-- BEGIN Task input --

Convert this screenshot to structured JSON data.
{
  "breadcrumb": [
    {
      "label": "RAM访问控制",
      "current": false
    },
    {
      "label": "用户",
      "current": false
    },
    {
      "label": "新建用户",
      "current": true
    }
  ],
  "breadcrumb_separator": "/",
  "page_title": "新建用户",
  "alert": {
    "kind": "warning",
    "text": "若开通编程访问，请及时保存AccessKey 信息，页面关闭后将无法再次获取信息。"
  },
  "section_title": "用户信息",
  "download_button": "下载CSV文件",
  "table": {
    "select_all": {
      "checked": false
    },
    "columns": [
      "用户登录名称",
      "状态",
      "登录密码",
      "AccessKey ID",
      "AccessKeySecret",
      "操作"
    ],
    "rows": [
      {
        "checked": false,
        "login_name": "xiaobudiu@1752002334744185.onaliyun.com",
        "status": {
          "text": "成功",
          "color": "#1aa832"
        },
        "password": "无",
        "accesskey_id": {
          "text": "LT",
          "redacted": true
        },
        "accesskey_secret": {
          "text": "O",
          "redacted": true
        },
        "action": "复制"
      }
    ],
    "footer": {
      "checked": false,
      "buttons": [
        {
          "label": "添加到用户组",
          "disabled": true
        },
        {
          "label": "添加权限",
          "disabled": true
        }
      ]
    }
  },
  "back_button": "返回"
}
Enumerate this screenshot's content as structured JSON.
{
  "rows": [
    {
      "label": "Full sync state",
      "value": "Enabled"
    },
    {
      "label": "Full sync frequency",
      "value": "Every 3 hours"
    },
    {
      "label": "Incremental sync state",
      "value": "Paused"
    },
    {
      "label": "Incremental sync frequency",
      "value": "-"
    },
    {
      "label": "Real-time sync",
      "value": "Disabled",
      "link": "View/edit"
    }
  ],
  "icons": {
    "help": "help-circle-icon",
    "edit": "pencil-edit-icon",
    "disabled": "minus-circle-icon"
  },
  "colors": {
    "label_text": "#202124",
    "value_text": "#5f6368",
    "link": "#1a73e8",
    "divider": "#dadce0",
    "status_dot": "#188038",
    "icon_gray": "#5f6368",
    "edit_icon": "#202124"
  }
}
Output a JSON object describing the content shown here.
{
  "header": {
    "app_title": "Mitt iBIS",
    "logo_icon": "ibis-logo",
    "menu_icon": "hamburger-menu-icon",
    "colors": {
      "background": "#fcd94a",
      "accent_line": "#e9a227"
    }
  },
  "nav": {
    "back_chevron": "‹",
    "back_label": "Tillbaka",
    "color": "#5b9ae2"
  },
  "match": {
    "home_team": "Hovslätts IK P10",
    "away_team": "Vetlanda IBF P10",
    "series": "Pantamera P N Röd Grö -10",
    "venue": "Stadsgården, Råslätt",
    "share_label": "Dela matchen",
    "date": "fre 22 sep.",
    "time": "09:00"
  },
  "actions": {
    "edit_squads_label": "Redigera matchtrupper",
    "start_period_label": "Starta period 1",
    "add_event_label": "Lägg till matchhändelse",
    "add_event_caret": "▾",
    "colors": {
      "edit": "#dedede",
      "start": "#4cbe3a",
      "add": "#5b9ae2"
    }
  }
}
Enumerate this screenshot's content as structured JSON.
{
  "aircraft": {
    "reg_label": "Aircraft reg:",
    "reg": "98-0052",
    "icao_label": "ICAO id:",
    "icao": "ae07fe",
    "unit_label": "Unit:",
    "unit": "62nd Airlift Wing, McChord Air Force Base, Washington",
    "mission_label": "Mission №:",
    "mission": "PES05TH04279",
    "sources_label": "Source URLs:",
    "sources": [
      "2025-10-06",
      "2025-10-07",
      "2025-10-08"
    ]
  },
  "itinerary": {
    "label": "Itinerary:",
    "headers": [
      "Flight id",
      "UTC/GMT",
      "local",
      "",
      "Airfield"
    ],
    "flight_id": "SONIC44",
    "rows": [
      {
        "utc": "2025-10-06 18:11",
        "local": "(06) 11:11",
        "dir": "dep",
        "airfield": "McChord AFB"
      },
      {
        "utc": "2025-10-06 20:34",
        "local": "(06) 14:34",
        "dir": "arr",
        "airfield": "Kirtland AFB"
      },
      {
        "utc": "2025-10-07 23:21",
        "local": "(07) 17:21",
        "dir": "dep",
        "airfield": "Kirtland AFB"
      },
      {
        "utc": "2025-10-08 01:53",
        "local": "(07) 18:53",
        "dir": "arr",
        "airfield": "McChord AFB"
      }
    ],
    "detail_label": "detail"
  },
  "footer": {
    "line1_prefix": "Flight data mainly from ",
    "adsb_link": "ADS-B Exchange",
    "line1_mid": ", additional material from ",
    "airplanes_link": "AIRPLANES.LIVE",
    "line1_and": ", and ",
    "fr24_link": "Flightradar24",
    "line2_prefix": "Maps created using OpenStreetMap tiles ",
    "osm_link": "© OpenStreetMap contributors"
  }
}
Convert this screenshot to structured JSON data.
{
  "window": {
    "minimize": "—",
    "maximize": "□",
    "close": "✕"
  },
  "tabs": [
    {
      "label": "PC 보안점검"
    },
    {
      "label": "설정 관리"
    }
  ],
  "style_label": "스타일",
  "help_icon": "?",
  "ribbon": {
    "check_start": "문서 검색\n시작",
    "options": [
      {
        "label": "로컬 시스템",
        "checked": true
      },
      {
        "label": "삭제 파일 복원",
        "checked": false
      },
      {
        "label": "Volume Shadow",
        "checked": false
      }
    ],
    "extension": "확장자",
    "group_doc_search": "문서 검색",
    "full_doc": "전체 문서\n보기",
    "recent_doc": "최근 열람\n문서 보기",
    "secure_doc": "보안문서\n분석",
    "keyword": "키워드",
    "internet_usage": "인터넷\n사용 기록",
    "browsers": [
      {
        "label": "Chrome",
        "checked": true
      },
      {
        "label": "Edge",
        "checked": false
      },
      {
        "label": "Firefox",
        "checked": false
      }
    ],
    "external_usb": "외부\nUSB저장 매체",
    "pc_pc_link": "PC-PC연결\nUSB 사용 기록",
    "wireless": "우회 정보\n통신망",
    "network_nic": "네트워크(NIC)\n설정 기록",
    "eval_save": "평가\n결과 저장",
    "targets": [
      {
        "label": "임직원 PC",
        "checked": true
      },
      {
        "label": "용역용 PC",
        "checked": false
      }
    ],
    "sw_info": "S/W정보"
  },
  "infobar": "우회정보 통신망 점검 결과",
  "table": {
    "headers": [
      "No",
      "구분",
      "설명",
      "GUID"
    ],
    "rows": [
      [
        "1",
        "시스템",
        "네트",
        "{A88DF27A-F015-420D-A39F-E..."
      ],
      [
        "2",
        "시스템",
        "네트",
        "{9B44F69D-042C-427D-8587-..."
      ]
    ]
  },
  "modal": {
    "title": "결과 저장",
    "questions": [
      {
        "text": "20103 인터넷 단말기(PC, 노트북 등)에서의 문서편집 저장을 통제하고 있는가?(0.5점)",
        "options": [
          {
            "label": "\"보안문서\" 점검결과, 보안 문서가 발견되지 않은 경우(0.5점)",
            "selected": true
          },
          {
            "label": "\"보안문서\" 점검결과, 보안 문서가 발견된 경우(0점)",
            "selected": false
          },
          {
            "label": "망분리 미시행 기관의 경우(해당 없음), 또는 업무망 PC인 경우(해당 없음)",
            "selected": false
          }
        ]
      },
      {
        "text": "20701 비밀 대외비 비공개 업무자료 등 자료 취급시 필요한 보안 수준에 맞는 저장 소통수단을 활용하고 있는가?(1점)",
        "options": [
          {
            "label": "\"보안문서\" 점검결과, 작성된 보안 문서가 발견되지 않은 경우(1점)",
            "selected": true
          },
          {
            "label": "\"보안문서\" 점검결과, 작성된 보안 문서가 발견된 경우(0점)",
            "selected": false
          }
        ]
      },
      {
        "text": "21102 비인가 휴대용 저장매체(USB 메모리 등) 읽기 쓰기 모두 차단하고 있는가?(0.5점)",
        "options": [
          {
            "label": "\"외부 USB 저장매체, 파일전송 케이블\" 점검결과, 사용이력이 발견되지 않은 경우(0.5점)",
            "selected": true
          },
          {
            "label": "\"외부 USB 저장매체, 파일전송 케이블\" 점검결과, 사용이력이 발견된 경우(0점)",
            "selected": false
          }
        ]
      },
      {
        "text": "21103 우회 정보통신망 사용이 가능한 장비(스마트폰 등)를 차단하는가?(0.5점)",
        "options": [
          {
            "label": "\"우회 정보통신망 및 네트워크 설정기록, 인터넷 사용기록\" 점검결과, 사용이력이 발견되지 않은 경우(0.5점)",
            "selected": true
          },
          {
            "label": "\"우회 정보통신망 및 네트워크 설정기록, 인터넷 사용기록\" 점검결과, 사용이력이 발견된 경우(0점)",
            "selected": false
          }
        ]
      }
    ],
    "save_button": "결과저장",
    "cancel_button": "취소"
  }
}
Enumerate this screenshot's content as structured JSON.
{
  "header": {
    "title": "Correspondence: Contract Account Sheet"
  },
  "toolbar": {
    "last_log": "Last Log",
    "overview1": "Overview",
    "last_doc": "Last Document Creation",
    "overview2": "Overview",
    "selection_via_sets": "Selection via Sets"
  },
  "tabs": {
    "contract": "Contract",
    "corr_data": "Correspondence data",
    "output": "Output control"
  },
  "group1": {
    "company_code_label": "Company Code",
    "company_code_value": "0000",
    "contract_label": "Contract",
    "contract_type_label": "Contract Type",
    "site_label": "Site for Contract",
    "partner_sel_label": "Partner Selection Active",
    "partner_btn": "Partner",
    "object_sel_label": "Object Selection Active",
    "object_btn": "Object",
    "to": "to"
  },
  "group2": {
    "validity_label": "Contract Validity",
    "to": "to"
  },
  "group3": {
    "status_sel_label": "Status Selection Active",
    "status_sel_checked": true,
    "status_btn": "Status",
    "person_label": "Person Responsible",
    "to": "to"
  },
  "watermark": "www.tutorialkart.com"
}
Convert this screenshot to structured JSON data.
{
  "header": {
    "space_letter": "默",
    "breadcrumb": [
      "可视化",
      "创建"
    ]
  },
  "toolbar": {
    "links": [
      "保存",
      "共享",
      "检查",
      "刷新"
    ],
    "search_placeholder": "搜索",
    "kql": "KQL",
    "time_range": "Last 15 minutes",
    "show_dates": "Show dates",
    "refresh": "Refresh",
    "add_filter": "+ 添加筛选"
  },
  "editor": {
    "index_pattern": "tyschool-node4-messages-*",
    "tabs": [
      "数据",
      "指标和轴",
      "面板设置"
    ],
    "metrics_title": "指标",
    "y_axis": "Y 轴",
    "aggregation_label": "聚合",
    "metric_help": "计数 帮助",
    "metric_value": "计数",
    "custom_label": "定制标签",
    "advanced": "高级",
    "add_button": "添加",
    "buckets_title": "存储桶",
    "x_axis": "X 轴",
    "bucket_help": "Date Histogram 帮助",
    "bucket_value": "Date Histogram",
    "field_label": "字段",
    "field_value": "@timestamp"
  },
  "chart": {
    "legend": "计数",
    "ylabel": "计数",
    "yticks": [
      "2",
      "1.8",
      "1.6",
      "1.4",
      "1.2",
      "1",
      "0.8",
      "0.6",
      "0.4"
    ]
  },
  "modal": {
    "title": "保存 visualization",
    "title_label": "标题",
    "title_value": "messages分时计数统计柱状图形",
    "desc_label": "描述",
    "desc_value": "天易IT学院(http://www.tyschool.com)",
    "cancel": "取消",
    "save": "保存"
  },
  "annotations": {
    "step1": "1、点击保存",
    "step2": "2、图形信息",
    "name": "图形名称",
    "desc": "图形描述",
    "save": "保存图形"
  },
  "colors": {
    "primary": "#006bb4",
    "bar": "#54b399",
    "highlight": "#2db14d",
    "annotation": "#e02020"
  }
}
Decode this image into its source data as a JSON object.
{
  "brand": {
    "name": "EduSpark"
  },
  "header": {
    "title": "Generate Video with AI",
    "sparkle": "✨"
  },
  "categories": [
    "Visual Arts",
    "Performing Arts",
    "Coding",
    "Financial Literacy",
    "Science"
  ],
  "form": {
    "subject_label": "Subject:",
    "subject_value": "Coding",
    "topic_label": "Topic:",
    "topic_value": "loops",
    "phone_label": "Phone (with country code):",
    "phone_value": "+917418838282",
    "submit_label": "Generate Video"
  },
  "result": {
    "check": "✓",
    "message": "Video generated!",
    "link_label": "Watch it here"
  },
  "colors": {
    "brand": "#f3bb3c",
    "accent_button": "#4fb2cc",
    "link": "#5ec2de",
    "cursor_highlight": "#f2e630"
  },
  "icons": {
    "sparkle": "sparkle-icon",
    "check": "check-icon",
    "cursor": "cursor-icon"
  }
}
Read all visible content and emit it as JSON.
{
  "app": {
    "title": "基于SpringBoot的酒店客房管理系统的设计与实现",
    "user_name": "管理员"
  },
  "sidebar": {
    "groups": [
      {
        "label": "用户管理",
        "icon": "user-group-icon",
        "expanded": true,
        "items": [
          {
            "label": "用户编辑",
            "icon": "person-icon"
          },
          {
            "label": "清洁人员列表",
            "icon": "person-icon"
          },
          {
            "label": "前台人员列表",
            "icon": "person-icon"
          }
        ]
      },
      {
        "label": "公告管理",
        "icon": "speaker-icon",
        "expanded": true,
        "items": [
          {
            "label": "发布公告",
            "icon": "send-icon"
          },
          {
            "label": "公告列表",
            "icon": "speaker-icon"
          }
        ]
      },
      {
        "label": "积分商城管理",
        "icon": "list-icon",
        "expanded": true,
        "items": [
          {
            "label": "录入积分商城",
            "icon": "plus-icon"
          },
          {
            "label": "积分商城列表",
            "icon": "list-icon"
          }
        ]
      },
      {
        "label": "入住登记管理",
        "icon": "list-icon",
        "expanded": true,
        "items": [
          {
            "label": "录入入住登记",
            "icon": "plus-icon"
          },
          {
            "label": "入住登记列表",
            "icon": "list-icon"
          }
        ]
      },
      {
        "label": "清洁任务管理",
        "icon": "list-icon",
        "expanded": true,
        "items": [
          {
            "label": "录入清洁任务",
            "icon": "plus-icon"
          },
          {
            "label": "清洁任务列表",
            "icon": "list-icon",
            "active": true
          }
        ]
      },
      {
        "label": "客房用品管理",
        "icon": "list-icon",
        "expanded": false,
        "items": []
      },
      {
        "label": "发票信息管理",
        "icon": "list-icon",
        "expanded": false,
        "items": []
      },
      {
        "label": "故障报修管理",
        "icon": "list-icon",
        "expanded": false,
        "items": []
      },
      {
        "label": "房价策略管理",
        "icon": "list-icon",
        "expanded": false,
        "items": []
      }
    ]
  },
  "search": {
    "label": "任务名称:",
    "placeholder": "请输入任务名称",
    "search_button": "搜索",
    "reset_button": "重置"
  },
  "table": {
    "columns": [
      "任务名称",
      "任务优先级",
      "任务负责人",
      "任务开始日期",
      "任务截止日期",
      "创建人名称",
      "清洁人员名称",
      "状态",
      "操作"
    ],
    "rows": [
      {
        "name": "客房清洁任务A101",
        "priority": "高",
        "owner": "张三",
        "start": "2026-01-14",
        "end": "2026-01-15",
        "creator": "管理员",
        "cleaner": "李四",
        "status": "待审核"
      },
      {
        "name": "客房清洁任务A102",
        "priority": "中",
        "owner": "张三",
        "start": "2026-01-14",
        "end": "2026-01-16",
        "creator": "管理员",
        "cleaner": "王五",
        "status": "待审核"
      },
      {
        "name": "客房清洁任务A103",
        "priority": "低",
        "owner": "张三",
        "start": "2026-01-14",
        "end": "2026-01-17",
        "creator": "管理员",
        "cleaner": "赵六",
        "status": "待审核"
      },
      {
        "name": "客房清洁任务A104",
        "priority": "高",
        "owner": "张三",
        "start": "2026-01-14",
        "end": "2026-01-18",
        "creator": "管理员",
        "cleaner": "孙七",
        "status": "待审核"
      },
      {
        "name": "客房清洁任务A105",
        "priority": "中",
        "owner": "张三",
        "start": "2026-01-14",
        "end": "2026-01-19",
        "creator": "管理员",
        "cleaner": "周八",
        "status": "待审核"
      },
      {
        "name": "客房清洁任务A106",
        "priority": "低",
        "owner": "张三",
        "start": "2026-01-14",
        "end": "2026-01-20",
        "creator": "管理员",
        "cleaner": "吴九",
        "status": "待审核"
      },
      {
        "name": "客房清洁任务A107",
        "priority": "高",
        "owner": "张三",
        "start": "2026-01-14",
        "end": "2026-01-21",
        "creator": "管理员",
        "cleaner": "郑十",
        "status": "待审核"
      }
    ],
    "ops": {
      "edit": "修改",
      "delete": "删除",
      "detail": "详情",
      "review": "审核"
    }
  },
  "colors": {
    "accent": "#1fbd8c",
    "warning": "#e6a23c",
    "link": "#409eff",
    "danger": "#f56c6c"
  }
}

-- END Task input --

__What you should do__
Copy whichever lines in the listing above contain the word "OpenStreetMap".

__Exercise output__
    "line2_prefix": "Maps created using OpenStreetMap tiles ",
    "osm_link": "© OpenStreetMap contributors"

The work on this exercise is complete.